**** Data rows ****

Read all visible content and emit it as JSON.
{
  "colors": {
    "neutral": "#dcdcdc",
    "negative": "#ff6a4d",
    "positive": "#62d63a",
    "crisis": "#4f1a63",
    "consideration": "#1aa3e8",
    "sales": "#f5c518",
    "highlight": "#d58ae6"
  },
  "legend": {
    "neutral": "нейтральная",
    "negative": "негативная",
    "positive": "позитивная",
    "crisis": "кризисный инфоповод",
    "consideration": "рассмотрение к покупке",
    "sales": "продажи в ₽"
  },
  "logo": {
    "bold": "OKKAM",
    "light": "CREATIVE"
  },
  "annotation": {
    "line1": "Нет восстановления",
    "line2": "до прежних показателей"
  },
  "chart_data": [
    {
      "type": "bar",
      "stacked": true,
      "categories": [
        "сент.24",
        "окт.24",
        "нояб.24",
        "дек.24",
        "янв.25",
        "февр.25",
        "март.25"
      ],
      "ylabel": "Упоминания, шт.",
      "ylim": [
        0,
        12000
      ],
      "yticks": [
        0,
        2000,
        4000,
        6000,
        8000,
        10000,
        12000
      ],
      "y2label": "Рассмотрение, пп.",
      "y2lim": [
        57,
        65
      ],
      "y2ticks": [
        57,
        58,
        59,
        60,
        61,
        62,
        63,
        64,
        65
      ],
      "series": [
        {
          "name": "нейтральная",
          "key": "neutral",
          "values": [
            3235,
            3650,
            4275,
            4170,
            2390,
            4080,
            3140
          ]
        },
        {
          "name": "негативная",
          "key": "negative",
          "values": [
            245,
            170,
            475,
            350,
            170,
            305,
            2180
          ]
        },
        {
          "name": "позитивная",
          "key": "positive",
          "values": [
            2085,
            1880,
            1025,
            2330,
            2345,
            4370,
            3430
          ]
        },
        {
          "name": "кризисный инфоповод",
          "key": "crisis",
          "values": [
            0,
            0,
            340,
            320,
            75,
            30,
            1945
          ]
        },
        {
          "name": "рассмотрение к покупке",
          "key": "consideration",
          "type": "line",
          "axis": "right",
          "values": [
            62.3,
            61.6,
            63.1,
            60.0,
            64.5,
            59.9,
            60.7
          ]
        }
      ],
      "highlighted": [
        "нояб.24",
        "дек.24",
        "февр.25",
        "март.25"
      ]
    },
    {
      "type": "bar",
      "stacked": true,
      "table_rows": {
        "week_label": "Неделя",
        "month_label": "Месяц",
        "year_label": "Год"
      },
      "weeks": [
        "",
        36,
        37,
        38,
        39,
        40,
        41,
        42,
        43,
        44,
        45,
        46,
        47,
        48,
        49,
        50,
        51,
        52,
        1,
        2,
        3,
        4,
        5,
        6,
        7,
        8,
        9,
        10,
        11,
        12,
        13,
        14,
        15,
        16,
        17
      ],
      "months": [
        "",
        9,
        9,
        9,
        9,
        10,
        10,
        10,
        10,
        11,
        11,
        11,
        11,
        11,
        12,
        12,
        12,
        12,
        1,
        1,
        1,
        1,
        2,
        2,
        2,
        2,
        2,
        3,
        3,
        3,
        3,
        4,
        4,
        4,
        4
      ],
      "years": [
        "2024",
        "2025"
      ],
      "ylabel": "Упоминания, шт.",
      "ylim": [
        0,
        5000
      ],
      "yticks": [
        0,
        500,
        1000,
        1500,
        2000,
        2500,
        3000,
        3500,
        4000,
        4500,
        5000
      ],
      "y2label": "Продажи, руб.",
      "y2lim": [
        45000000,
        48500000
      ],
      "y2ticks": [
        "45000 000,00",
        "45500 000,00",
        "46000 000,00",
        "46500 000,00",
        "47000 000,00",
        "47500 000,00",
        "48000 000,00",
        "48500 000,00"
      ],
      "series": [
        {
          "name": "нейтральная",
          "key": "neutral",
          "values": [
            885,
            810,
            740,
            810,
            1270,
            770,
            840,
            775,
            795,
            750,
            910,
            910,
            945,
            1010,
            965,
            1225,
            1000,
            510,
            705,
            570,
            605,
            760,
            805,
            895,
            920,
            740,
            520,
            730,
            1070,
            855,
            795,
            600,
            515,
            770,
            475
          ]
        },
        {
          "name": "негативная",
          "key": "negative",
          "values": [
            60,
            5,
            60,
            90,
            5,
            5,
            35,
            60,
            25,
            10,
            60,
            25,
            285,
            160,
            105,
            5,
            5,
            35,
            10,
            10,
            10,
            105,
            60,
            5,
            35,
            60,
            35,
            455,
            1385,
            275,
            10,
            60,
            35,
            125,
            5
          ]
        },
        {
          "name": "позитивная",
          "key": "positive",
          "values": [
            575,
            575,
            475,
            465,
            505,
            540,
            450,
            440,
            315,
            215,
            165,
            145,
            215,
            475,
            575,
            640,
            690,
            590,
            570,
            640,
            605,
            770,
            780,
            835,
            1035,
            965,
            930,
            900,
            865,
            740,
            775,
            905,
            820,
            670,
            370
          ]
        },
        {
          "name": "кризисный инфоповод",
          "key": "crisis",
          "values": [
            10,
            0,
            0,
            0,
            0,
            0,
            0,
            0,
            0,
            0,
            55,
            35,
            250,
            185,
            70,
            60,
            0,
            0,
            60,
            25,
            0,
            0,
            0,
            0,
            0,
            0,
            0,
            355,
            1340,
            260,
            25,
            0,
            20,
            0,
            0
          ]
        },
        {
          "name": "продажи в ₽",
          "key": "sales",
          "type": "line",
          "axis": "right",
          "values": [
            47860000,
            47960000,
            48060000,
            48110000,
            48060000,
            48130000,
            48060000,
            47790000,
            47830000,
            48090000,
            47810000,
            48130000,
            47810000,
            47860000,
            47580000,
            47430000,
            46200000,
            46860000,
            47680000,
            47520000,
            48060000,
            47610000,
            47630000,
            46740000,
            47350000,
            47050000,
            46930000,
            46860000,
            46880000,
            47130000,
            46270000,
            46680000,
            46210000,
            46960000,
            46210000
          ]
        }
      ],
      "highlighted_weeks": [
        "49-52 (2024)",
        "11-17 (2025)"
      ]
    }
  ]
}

****

▶ [Directions] Extract every entry above as it appears.

▶ [Written response]
Read all visible content and emit it as JSON.
{
  "colors": {
    "neutral": "#dcdcdc",
    "negative": "#ff6a4d",
    "positive": "#62d63a",
    "crisis": "#4f1a63",
    "consideration": "#1aa3e8",
    "sales": "#f5c518",
    "highlight": "#d58ae6"
  },
  "legend": {
    "neutral": "нейтральная",
    "negative": "негативная",
    "positive": "позитивная",
    "crisis": "кризисный инфоповод",
    "consideration": "рассмотрение к покупке",
    "sales": "продажи в ₽"
  },
  "logo": {
    "bold": "OKKAM",
    "light": "CREATIVE"
  },
  "annotation": {
    "line1": "Нет восстановления",
    "line2": "до прежних показателей"
  },
  "chart_data": [
    {
      "type": "bar",
      "stacked": true,
      "categories": [
        "сент.24",
        "окт.24",
        "нояб.24",
        "дек.24",
        "янв.25",
        "февр.25",
        "март.25"
      ],
      "ylabel": "Упоминания, шт.",
      "ylim": [
        0,
        12000
      ],
      "yticks": [
        0,
        2000,
        4000,
        6000,
        8000,
        10000,
        12000
      ],
      "y2label": "Рассмотрение, пп.",
      "y2lim": [
        57,
        65
      ],
      "y2ticks": [
        57,
        58,
        59,
        60,
        61,
        62,
        63,
        64,
        65
      ],
      "series": [
        {
          "name": "нейтральная",
          "key": "neutral",
          "values": [
            3235,
            3650,
            4275,
            4170,
            2390,
            4080,
            3140
          ]
        },
        {
          "name": "негативная",
          "key": "negative",
          "values": [
            245,
            170,
            475,
            350,
            170,
            305,
            2180
          ]
        },
        {
          "name": "позитивная",
          "key": "positive",
          "values": [
            2085,
            1880,
            1025,
            2330,
            2345,
            4370,
            3430
          ]
        },
        {
          "name": "кризисный инфоповод",
          "key": "crisis",
          "values": [
            0,
            0,
            340,
            320,
            75,
            30,
            1945
          ]
        },
        {
          "name": "рассмотрение к покупке",
          "key": "consideration",
          "type": "line",
          "axis": "right",
          "values": [
            62.3,
            61.6,
            63.1,
            60.0,
            64.5,
            59.9,
            60.7
          ]
        }
      ],
      "highlighted": [
        "нояб.24",
        "дек.24",
        "февр.25",
        "март.25"
      ]
    },
    {
      "type": "bar",
      "stacked": true,
      "table_rows": {
        "week_label": "Неделя",
        "month_label": "Месяц",
        "year_label": "Год"
      },
      "weeks": [
        "",
        36,
        37,
        38,
        39,
        40,
        41,
        42,
        43,
        44,
        45,
        46,
        47,
        48,
        49,
        50,
        51,
        52,
        1,
        2,
        3,
        4,
        5,
        6,
        7,
        8,
        9,
        10,
        11,
        12,
        13,
        14,
        15,
        16,
        17
      ],
      "months": [
        "",
        9,
        9,
        9,
        9,
        10,
        10,
        10,
        10,
        11,
        11,
        11,
        11,
        11,
        12,
        12,
        12,
        12,
        1,
        1,
        1,
        1,
        2,
        2,
        2,
        2,
        2,
        3,
        3,
        3,
        3,
        4,
        4,
        4,
        4
      ],
      "years": [
        "2024",
        "2025"
      ],
      "ylabel": "Упоминания, шт.",
      "ylim": [
        0,
        5000
      ],
      "yticks": [
        0,
        500,
        1000,
        1500,
        2000,
        2500,
        3000,
        3500,
        4000,
        4500,
        5000
      ],
      "y2label": "Продажи, руб.",
      "y2lim": [
        45000000,
        48500000
      ],
      "y2ticks": [
        "45000 000,00",
        "45500 000,00",
        "46000 000,00",
        "46500 000,00",
        "47000 000,00",
        "47500 000,00",
        "48000 000,00",
        "48500 000,00"
      ],
      "series": [
        {
          "name": "нейтральная",
          "key": "neutral",
          "values": [
            885,
            810,
            740,
            810,
            1270,
            770,
            840,
            775,
            795,
            750,
            910,
            910,
            945,
            1010,
            965,
            1225,
            1000,
            510,
            705,
            570,
            605,
            760,
            805,
            895,
            920,
            740,
            520,
            730,
            1070,
            855,
            795,
            600,
            515,
            770,
            475
          ]
        },
        {
          "name": "негативная",
          "key": "negative",
          "values": [
            60,
            5,
            60,
            90,
            5,
            5,
            35,
            60,
            25,
            10,
            60,
            25,
            285,
            160,
            105,
            5,
            5,
            35,
            10,
            10,
            10,
            105,
            60,
            5,
            35,
            60,
            35,
            455,
            1385,
            275,
            10,
            60,
            35,
            125,
            5
          ]
        },
        {
          "name": "позитивная",
          "key": "positive",
          "values": [
            575,
            575,
            475,
            465,
            505,
            540,
            450,
            440,
            315,
            215,
            165,
            145,
            215,
            475,
            575,
            640,
            690,
            590,
            570,
            640,
            605,
            770,
            780,
            835,
            1035,
            965,
            930,
            900,
            865,
            740,
            775,
            905,
            820,
            670,
            370
          ]
        },
        {
          "name": "кризисный инфоповод",
          "key": "crisis",
          "values": [
            10,
            0,
            0,
            0,
            0,
            0,
            0,
            0,
            0,
            0,
            55,
            35,
            250,
            185,
            70,
            60,
            0,
            0,
            60,
            25,
            0,
            0,
            0,
            0,
            0,
            0,
            0,
            355,
            1340,
            260,
            25,
            0,
            20,
            0,
            0
          ]
        },
        {
          "name": "продажи в ₽",
          "key": "sales",
          "type": "line",
          "axis": "right",
          "values": [
            47860000,
            47960000,
            48060000,
            48110000,
            48060000,
            48130000,
            48060000,
            47790000,
            47830000,
            48090000,
            47810000,
            48130000,
            47810000,
            47860000,
            47580000,
            47430000,
            46200000,
            46860000,
            47680000,
            47520000,
            48060000,
            47610000,
            47630000,
            46740000,
            47350000,
            47050000,
            46930000,
            46860000,
            46880000,
            47130000,
            46270000,
            46680000,
            46210000,
            46960000,
            46210000
          ]
        }
      ],
      "highlighted_weeks": [
        "49-52 (2024)",
        "11-17 (2025)"
      ]
    }
  ]
}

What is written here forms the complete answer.